Note how many lines hold "color" and report that number by itself.

************

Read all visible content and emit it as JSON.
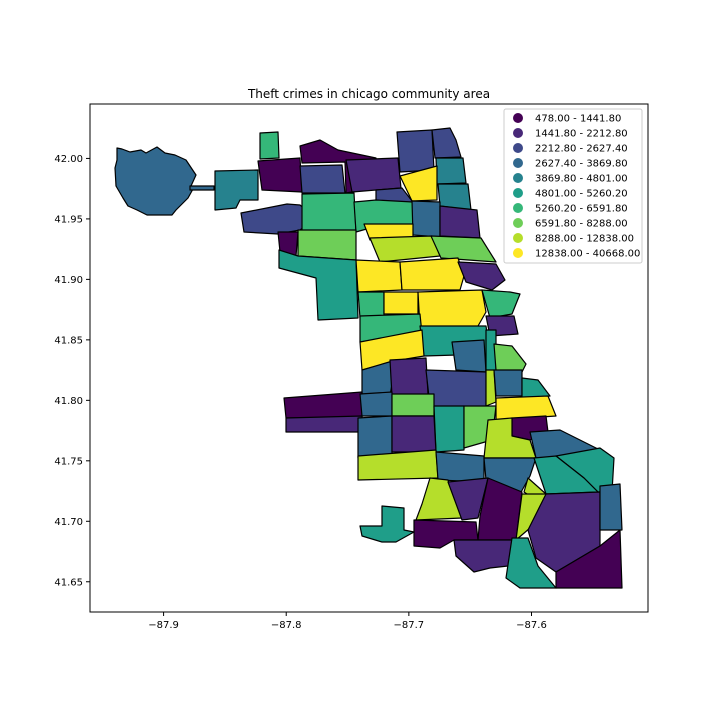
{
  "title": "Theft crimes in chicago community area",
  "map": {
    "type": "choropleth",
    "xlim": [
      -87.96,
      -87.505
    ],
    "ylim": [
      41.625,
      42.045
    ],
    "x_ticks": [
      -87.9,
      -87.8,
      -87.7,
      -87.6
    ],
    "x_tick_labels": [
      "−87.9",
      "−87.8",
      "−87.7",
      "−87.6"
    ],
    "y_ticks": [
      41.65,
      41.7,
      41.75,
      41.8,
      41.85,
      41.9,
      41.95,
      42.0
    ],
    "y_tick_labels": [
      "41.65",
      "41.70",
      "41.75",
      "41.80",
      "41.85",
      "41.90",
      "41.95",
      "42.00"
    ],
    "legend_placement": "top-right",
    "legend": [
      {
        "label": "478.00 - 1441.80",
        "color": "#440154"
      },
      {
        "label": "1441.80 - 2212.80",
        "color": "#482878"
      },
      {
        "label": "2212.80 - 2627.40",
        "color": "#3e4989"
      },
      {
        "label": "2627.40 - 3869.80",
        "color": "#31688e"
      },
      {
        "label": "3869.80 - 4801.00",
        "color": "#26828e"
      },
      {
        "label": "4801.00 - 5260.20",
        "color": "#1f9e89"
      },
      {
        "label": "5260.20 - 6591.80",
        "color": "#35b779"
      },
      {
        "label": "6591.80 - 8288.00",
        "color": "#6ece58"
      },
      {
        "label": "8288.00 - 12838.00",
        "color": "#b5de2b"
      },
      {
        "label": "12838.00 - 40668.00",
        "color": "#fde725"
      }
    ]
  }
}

************

The reply: 10